START Data shown

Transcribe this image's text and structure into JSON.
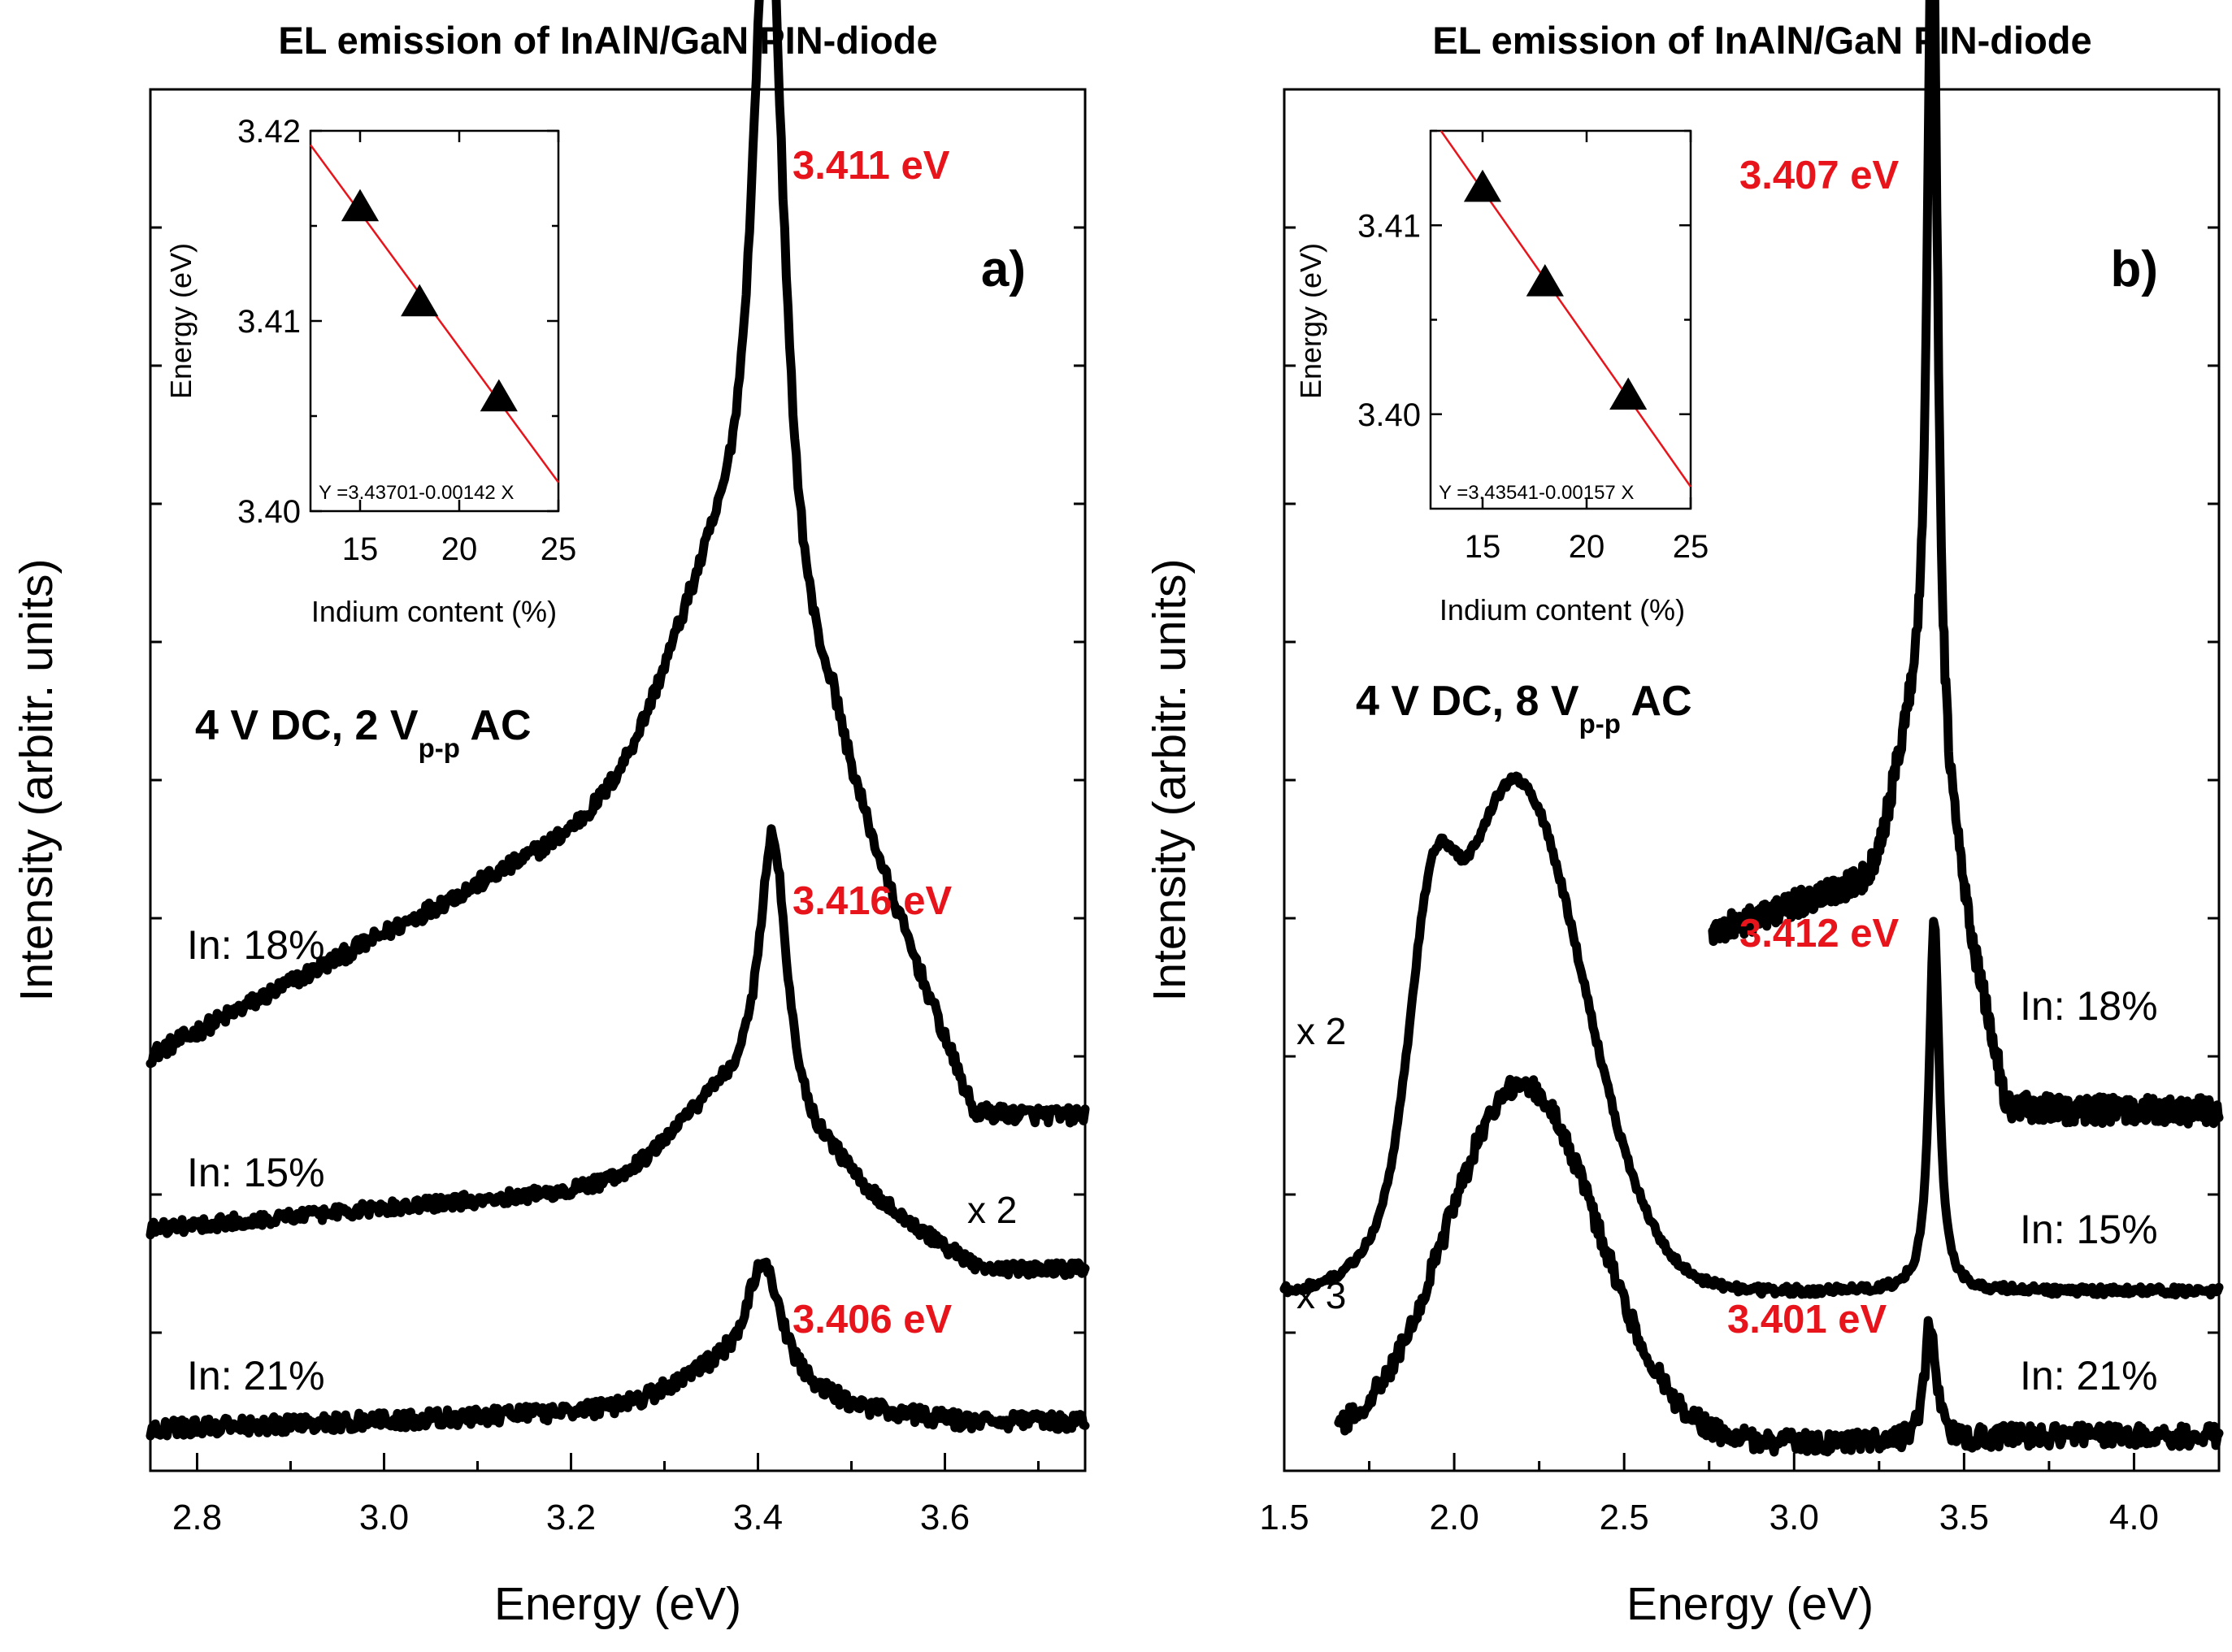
{
  "figure_title": "EL emission of InAlN/GaN PIN-diode",
  "chart_data": [
    {
      "id": "a",
      "type": "line",
      "panel_label": "a)",
      "title": "EL emission of InAlN/GaN PIN-diode",
      "xlabel": "Energy (eV)",
      "ylabel": "Intensity (arbitr. units)",
      "xlim": [
        2.75,
        3.75
      ],
      "ylim": [
        0,
        10
      ],
      "xticks": [
        "2.8",
        "3.0",
        "3.2",
        "3.4",
        "3.6"
      ],
      "xtick_values": [
        2.8,
        3.0,
        3.2,
        3.4,
        3.6
      ],
      "condition": {
        "main": "4 V DC, 2 V",
        "sub": "p-p",
        "suffix": " AC"
      },
      "series": [
        {
          "name": "In: 18%",
          "x_range": [
            2.75,
            3.75
          ],
          "base": 3.0,
          "base_slope": 2.1,
          "peak_x": 3.411,
          "peak_amp": 5.7,
          "peak_width": 0.02,
          "shoulder_x": 3.36,
          "shoulder_amp": 1.2,
          "tail": 2.55,
          "noise": 0.06
        },
        {
          "name": "In: 15%",
          "x_range": [
            2.75,
            3.75
          ],
          "base": 1.75,
          "base_slope": 0.35,
          "peak_x": 3.416,
          "peak_amp": 2.1,
          "peak_width": 0.018,
          "shoulder_x": 3.37,
          "shoulder_amp": 0.55,
          "tail": 1.45,
          "noise": 0.05,
          "scale_label": "x 2"
        },
        {
          "name": "In: 21%",
          "x_range": [
            2.75,
            3.75
          ],
          "base": 0.3,
          "base_slope": 0.15,
          "peak_x": 3.406,
          "peak_amp": 0.85,
          "peak_width": 0.022,
          "shoulder_x": 3.37,
          "shoulder_amp": 0.25,
          "tail": 0.35,
          "noise": 0.06
        }
      ],
      "peak_labels": [
        "3.411 eV",
        "3.416 eV",
        "3.406 eV"
      ],
      "inset": {
        "xlabel": "Indium content (%)",
        "ylabel": "Energy (eV)",
        "xlim": [
          12.5,
          25
        ],
        "ylim": [
          3.4,
          3.42
        ],
        "xticks": [
          "15",
          "20",
          "25"
        ],
        "xtick_values": [
          15,
          20,
          25
        ],
        "yticks": [
          "3.40",
          "3.41",
          "3.42"
        ],
        "ytick_values": [
          3.4,
          3.41,
          3.42
        ],
        "points": [
          {
            "x": 15,
            "y": 3.416
          },
          {
            "x": 18,
            "y": 3.411
          },
          {
            "x": 22,
            "y": 3.406
          }
        ],
        "fit": {
          "intercept": 3.43701,
          "slope": -0.00142
        },
        "equation": "Y =3.43701-0.00142 X"
      }
    },
    {
      "id": "b",
      "type": "line",
      "panel_label": "b)",
      "title": "EL emission of InAlN/GaN PIN-diode",
      "xlabel": "Energy (eV)",
      "ylabel": "Intensity (arbitr. units)",
      "xlim": [
        1.5,
        4.25
      ],
      "ylim": [
        0,
        10
      ],
      "xticks": [
        "1.5",
        "2.0",
        "2.5",
        "3.0",
        "3.5",
        "4.0"
      ],
      "xtick_values": [
        1.5,
        2.0,
        2.5,
        3.0,
        3.5,
        4.0
      ],
      "condition": {
        "main": "4 V DC, 8 V",
        "sub": "p-p",
        "suffix": " AC"
      },
      "series": [
        {
          "name": "In: 18%",
          "x_range": [
            2.76,
            4.25
          ],
          "base": 2.9,
          "base_slope": 1.3,
          "peak_x": 3.407,
          "peak_amp": 6.8,
          "peak_width": 0.018,
          "shoulder_x": 3.35,
          "shoulder_amp": 1.0,
          "tail": 2.6,
          "noise": 0.1
        },
        {
          "name": "In: 15%",
          "x_range": [
            1.5,
            4.25
          ],
          "base": 1.3,
          "peak_x": 3.412,
          "peak_amp": 2.7,
          "peak_width": 0.018,
          "band_amp": 3.7,
          "band_x": 2.18,
          "band_w": 0.2,
          "shoulder_x": 1.93,
          "shoulder_amp": 1.4,
          "tail": 1.3,
          "noise": 0.03,
          "scale_label": "x 2"
        },
        {
          "name": "In: 21%",
          "x_range": [
            1.66,
            4.25
          ],
          "base": 0.2,
          "peak_x": 3.401,
          "peak_amp": 0.9,
          "peak_width": 0.02,
          "band_amp": 2.6,
          "band_x": 2.2,
          "band_w": 0.22,
          "tail": 0.25,
          "noise": 0.08,
          "scale_label": "x 3"
        }
      ],
      "peak_labels": [
        "3.407 eV",
        "3.412 eV",
        "3.401 eV"
      ],
      "inset": {
        "xlabel": "Indium content (%)",
        "ylabel": "Energy (eV)",
        "xlim": [
          12.5,
          25
        ],
        "ylim": [
          3.395,
          3.415
        ],
        "xticks": [
          "15",
          "20",
          "25"
        ],
        "xtick_values": [
          15,
          20,
          25
        ],
        "yticks": [
          "3.40",
          "3.41"
        ],
        "ytick_values": [
          3.4,
          3.41
        ],
        "points": [
          {
            "x": 15,
            "y": 3.412
          },
          {
            "x": 18,
            "y": 3.407
          },
          {
            "x": 22,
            "y": 3.401
          }
        ],
        "fit": {
          "intercept": 3.43541,
          "slope": -0.00157
        },
        "equation": "Y =3.43541-0.00157 X"
      }
    }
  ]
}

END Data shown

[Problem statement] Restate the data above word for word. Skip every picture.

[Full solution]
Transcribe this image's text and structure into JSON.
{
  "figure_title": "EL emission of InAlN/GaN PIN-diode",
  "chart_data": [
    {
      "id": "a",
      "type": "line",
      "panel_label": "a)",
      "title": "EL emission of InAlN/GaN PIN-diode",
      "xlabel": "Energy (eV)",
      "ylabel": "Intensity (arbitr. units)",
      "xlim": [
        2.75,
        3.75
      ],
      "ylim": [
        0,
        10
      ],
      "xticks": [
        "2.8",
        "3.0",
        "3.2",
        "3.4",
        "3.6"
      ],
      "xtick_values": [
        2.8,
        3.0,
        3.2,
        3.4,
        3.6
      ],
      "condition": {
        "main": "4 V DC, 2 V",
        "sub": "p-p",
        "suffix": " AC"
      },
      "series": [
        {
          "name": "In: 18%",
          "x_range": [
            2.75,
            3.75
          ],
          "base": 3.0,
          "base_slope": 2.1,
          "peak_x": 3.411,
          "peak_amp": 5.7,
          "peak_width": 0.02,
          "shoulder_x": 3.36,
          "shoulder_amp": 1.2,
          "tail": 2.55,
          "noise": 0.06
        },
        {
          "name": "In: 15%",
          "x_range": [
            2.75,
            3.75
          ],
          "base": 1.75,
          "base_slope": 0.35,
          "peak_x": 3.416,
          "peak_amp": 2.1,
          "peak_width": 0.018,
          "shoulder_x": 3.37,
          "shoulder_amp": 0.55,
          "tail": 1.45,
          "noise": 0.05,
          "scale_label": "x 2"
        },
        {
          "name": "In: 21%",
          "x_range": [
            2.75,
            3.75
          ],
          "base": 0.3,
          "base_slope": 0.15,
          "peak_x": 3.406,
          "peak_amp": 0.85,
          "peak_width": 0.022,
          "shoulder_x": 3.37,
          "shoulder_amp": 0.25,
          "tail": 0.35,
          "noise": 0.06
        }
      ],
      "peak_labels": [
        "3.411 eV",
        "3.416 eV",
        "3.406 eV"
      ],
      "inset": {
        "xlabel": "Indium content (%)",
        "ylabel": "Energy (eV)",
        "xlim": [
          12.5,
          25
        ],
        "ylim": [
          3.4,
          3.42
        ],
        "xticks": [
          "15",
          "20",
          "25"
        ],
        "xtick_values": [
          15,
          20,
          25
        ],
        "yticks": [
          "3.40",
          "3.41",
          "3.42"
        ],
        "ytick_values": [
          3.4,
          3.41,
          3.42
        ],
        "points": [
          {
            "x": 15,
            "y": 3.416
          },
          {
            "x": 18,
            "y": 3.411
          },
          {
            "x": 22,
            "y": 3.406
          }
        ],
        "fit": {
          "intercept": 3.43701,
          "slope": -0.00142
        },
        "equation": "Y =3.43701-0.00142 X"
      }
    },
    {
      "id": "b",
      "type": "line",
      "panel_label": "b)",
      "title": "EL emission of InAlN/GaN PIN-diode",
      "xlabel": "Energy (eV)",
      "ylabel": "Intensity (arbitr. units)",
      "xlim": [
        1.5,
        4.25
      ],
      "ylim": [
        0,
        10
      ],
      "xticks": [
        "1.5",
        "2.0",
        "2.5",
        "3.0",
        "3.5",
        "4.0"
      ],
      "xtick_values": [
        1.5,
        2.0,
        2.5,
        3.0,
        3.5,
        4.0
      ],
      "condition": {
        "main": "4 V DC, 8 V",
        "sub": "p-p",
        "suffix": " AC"
      },
      "series": [
        {
          "name": "In: 18%",
          "x_range": [
            2.76,
            4.25
          ],
          "base": 2.9,
          "base_slope": 1.3,
          "peak_x": 3.407,
          "peak_amp": 6.8,
          "peak_width": 0.018,
          "shoulder_x": 3.35,
          "shoulder_amp": 1.0,
          "tail": 2.6,
          "noise": 0.1
        },
        {
          "name": "In: 15%",
          "x_range": [
            1.5,
            4.25
          ],
          "base": 1.3,
          "peak_x": 3.412,
          "peak_amp": 2.7,
          "peak_width": 0.018,
          "band_amp": 3.7,
          "band_x": 2.18,
          "band_w": 0.2,
          "shoulder_x": 1.93,
          "shoulder_amp": 1.4,
          "tail": 1.3,
          "noise": 0.03,
          "scale_label": "x 2"
        },
        {
          "name": "In: 21%",
          "x_range": [
            1.66,
            4.25
          ],
          "base": 0.2,
          "peak_x": 3.401,
          "peak_amp": 0.9,
          "peak_width": 0.02,
          "band_amp": 2.6,
          "band_x": 2.2,
          "band_w": 0.22,
          "tail": 0.25,
          "noise": 0.08,
          "scale_label": "x 3"
        }
      ],
      "peak_labels": [
        "3.407 eV",
        "3.412 eV",
        "3.401 eV"
      ],
      "inset": {
        "xlabel": "Indium content (%)",
        "ylabel": "Energy (eV)",
        "xlim": [
          12.5,
          25
        ],
        "ylim": [
          3.395,
          3.415
        ],
        "xticks": [
          "15",
          "20",
          "25"
        ],
        "xtick_values": [
          15,
          20,
          25
        ],
        "yticks": [
          "3.40",
          "3.41"
        ],
        "ytick_values": [
          3.4,
          3.41
        ],
        "points": [
          {
            "x": 15,
            "y": 3.412
          },
          {
            "x": 18,
            "y": 3.407
          },
          {
            "x": 22,
            "y": 3.401
          }
        ],
        "fit": {
          "intercept": 3.43541,
          "slope": -0.00157
        },
        "equation": "Y =3.43541-0.00157 X"
      }
    }
  ]
}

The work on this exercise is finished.